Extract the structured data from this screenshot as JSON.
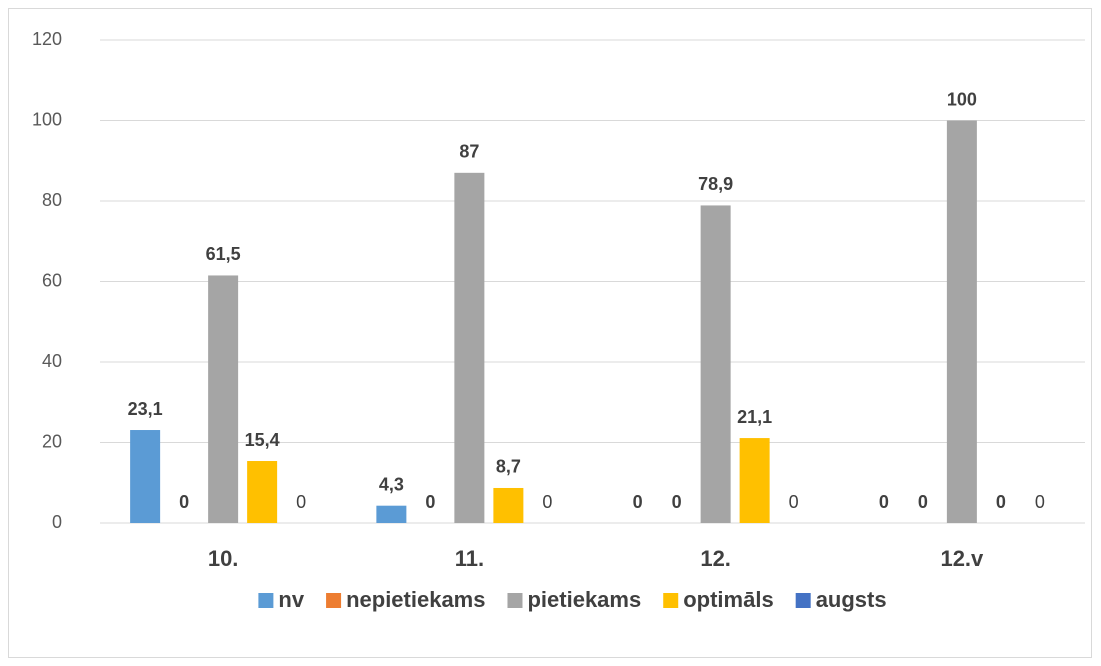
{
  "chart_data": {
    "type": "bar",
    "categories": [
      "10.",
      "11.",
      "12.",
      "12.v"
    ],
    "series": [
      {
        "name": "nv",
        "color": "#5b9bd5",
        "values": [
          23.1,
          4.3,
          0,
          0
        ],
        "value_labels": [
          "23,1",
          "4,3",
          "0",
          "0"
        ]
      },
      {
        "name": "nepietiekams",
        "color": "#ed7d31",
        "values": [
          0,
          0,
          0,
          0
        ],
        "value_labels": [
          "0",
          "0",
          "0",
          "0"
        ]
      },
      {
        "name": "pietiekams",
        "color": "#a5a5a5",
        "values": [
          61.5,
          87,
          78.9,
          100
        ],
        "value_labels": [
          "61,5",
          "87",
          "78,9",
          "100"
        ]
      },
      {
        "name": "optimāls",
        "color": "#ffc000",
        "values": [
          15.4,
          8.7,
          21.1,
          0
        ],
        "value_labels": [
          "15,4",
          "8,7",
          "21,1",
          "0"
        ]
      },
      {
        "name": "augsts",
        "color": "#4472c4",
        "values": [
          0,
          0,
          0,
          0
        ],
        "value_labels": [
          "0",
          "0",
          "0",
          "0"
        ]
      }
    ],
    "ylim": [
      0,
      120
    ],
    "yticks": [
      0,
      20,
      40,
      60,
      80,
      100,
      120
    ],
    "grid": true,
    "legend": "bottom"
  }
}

________________

Output nothing but the number of lines in the data containing the string "color".

• Correct output: 5